Extracted records ::
•••

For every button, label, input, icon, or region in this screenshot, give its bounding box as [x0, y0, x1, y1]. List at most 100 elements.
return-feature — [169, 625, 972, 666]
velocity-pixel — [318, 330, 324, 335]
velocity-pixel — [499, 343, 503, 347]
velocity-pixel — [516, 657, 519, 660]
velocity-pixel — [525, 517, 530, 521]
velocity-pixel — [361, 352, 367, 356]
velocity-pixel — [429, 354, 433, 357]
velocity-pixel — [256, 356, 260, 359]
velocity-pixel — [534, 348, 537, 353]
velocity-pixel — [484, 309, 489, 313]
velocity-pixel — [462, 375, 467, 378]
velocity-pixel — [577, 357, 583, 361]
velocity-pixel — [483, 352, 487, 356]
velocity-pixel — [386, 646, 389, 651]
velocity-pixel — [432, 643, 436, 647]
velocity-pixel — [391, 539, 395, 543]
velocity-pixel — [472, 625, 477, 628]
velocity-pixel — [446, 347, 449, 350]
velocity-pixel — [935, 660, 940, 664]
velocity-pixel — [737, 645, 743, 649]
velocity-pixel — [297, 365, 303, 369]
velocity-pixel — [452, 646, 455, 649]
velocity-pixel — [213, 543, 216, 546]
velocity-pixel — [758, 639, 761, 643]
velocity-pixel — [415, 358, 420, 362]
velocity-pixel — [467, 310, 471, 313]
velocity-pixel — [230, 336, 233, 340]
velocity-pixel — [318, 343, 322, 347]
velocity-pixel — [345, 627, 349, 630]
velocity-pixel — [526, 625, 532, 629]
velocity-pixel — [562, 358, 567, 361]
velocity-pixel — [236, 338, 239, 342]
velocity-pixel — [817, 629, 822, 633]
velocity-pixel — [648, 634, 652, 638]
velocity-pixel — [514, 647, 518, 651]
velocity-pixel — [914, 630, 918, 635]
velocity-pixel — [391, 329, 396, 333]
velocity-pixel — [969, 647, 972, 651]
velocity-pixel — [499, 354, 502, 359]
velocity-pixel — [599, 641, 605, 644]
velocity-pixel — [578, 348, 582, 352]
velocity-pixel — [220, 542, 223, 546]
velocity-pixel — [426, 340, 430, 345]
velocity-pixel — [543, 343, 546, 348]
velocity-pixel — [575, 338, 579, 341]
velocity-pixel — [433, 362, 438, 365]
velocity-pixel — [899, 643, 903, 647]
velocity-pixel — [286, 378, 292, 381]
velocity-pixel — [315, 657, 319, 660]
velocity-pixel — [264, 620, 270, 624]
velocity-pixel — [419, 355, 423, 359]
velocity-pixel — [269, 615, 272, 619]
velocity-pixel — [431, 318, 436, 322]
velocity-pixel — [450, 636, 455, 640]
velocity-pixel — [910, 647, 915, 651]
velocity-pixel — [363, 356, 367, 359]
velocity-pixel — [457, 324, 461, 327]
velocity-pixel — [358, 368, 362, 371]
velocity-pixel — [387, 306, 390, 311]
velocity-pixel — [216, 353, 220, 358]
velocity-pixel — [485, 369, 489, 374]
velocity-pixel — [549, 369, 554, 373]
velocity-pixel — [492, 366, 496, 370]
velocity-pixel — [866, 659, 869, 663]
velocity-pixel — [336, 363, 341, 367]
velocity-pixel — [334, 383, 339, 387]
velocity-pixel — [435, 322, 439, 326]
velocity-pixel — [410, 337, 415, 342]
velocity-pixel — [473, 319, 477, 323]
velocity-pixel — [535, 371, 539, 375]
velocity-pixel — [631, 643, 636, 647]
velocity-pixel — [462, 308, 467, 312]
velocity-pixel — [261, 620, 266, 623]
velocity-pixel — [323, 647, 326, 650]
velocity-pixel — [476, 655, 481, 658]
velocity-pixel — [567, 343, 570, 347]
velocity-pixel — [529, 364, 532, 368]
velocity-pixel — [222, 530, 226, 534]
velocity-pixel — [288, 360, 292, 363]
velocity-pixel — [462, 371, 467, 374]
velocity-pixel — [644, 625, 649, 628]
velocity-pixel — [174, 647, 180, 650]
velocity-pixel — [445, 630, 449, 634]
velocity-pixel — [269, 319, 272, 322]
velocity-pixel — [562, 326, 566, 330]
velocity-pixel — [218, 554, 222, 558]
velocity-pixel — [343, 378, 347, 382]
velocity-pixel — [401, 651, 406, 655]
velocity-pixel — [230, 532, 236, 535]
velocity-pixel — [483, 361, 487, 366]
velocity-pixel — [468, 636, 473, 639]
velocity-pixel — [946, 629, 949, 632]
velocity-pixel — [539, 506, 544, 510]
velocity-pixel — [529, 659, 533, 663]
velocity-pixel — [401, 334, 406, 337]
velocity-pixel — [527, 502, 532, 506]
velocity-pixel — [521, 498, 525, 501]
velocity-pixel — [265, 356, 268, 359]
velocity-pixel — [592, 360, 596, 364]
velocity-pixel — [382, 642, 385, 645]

•••

What to produce :: Convert every line of all the entries above into a Markdown table with two columns, Row and Line: a row number in the first and the line in the second. Omit blank lines.

Full answer ::
| Row | Line |
|---|---|
| 1 | For every button, label, input, icon, or region in this screenshot, give its bounding box as [x0, y0, x1, y1]. List at most 100 elements. |
| 2 | return-feature — [169, 625, 972, 666] |
| 3 | velocity-pixel — [318, 330, 324, 335] |
| 4 | velocity-pixel — [499, 343, 503, 347] |
| 5 | velocity-pixel — [516, 657, 519, 660] |
| 6 | velocity-pixel — [525, 517, 530, 521] |
| 7 | velocity-pixel — [361, 352, 367, 356] |
| 8 | velocity-pixel — [429, 354, 433, 357] |
| 9 | velocity-pixel — [256, 356, 260, 359] |
| 10 | velocity-pixel — [534, 348, 537, 353] |
| 11 | velocity-pixel — [484, 309, 489, 313] |
| 12 | velocity-pixel — [462, 375, 467, 378] |
| 13 | velocity-pixel — [577, 357, 583, 361] |
| 14 | velocity-pixel — [483, 352, 487, 356] |
| 15 | velocity-pixel — [386, 646, 389, 651] |
| 16 | velocity-pixel — [432, 643, 436, 647] |
| 17 | velocity-pixel — [391, 539, 395, 543] |
| 18 | velocity-pixel — [472, 625, 477, 628] |
| 19 | velocity-pixel — [446, 347, 449, 350] |
| 20 | velocity-pixel — [935, 660, 940, 664] |
| 21 | velocity-pixel — [737, 645, 743, 649] |
| 22 | velocity-pixel — [297, 365, 303, 369] |
| 23 | velocity-pixel — [452, 646, 455, 649] |
| 24 | velocity-pixel — [213, 543, 216, 546] |
| 25 | velocity-pixel — [758, 639, 761, 643] |
| 26 | velocity-pixel — [415, 358, 420, 362] |
| 27 | velocity-pixel — [467, 310, 471, 313] |
| 28 | velocity-pixel — [230, 336, 233, 340] |
| 29 | velocity-pixel — [318, 343, 322, 347] |
| 30 | velocity-pixel — [345, 627, 349, 630] |
| 31 | velocity-pixel — [526, 625, 532, 629] |
| 32 | velocity-pixel — [562, 358, 567, 361] |
| 33 | velocity-pixel — [236, 338, 239, 342] |
| 34 | velocity-pixel — [817, 629, 822, 633] |
| 35 | velocity-pixel — [648, 634, 652, 638] |
| 36 | velocity-pixel — [514, 647, 518, 651] |
| 37 | velocity-pixel — [914, 630, 918, 635] |
| 38 | velocity-pixel — [391, 329, 396, 333] |
| 39 | velocity-pixel — [969, 647, 972, 651] |
| 40 | velocity-pixel — [499, 354, 502, 359] |
| 41 | velocity-pixel — [599, 641, 605, 644] |
| 42 | velocity-pixel — [578, 348, 582, 352] |
| 43 | velocity-pixel — [220, 542, 223, 546] |
| 44 | velocity-pixel — [426, 340, 430, 345] |
| 45 | velocity-pixel — [543, 343, 546, 348] |
| 46 | velocity-pixel — [575, 338, 579, 341] |
| 47 | velocity-pixel — [433, 362, 438, 365] |
| 48 | velocity-pixel — [899, 643, 903, 647] |
| 49 | velocity-pixel — [286, 378, 292, 381] |
| 50 | velocity-pixel — [315, 657, 319, 660] |
| 51 | velocity-pixel — [264, 620, 270, 624] |
| 52 | velocity-pixel — [419, 355, 423, 359] |
| 53 | velocity-pixel — [269, 615, 272, 619] |
| 54 | velocity-pixel — [431, 318, 436, 322] |
| 55 | velocity-pixel — [450, 636, 455, 640] |
| 56 | velocity-pixel — [910, 647, 915, 651] |
| 57 | velocity-pixel — [363, 356, 367, 359] |
| 58 | velocity-pixel — [457, 324, 461, 327] |
| 59 | velocity-pixel — [358, 368, 362, 371] |
| 60 | velocity-pixel — [387, 306, 390, 311] |
| 61 | velocity-pixel — [216, 353, 220, 358] |
| 62 | velocity-pixel — [485, 369, 489, 374] |
| 63 | velocity-pixel — [549, 369, 554, 373] |
| 64 | velocity-pixel — [492, 366, 496, 370] |
| 65 | velocity-pixel — [866, 659, 869, 663] |
| 66 | velocity-pixel — [336, 363, 341, 367] |
| 67 | velocity-pixel — [334, 383, 339, 387] |
| 68 | velocity-pixel — [435, 322, 439, 326] |
| 69 | velocity-pixel — [410, 337, 415, 342] |
| 70 | velocity-pixel — [473, 319, 477, 323] |
| 71 | velocity-pixel — [535, 371, 539, 375] |
| 72 | velocity-pixel — [631, 643, 636, 647] |
| 73 | velocity-pixel — [462, 308, 467, 312] |
| 74 | velocity-pixel — [261, 620, 266, 623] |
| 75 | velocity-pixel — [323, 647, 326, 650] |
| 76 | velocity-pixel — [476, 655, 481, 658] |
| 77 | velocity-pixel — [567, 343, 570, 347] |
| 78 | velocity-pixel — [529, 364, 532, 368] |
| 79 | velocity-pixel — [222, 530, 226, 534] |
| 80 | velocity-pixel — [288, 360, 292, 363] |
| 81 | velocity-pixel — [462, 371, 467, 374] |
| 82 | velocity-pixel — [644, 625, 649, 628] |
| 83 | velocity-pixel — [174, 647, 180, 650] |
| 84 | velocity-pixel — [445, 630, 449, 634] |
| 85 | velocity-pixel — [269, 319, 272, 322] |
| 86 | velocity-pixel — [562, 326, 566, 330] |
| 87 | velocity-pixel — [218, 554, 222, 558] |
| 88 | velocity-pixel — [343, 378, 347, 382] |
| 89 | velocity-pixel — [401, 651, 406, 655] |
| 90 | velocity-pixel — [230, 532, 236, 535] |
| 91 | velocity-pixel — [483, 361, 487, 366] |
| 92 | velocity-pixel — [468, 636, 473, 639] |
| 93 | velocity-pixel — [946, 629, 949, 632] |
| 94 | velocity-pixel — [539, 506, 544, 510] |
| 95 | velocity-pixel — [529, 659, 533, 663] |
| 96 | velocity-pixel — [401, 334, 406, 337] |
| 97 | velocity-pixel — [527, 502, 532, 506] |
| 98 | velocity-pixel — [521, 498, 525, 501] |
| 99 | velocity-pixel — [265, 356, 268, 359] |
| 100 | velocity-pixel — [592, 360, 596, 364] |
| 101 | velocity-pixel — [382, 642, 385, 645] |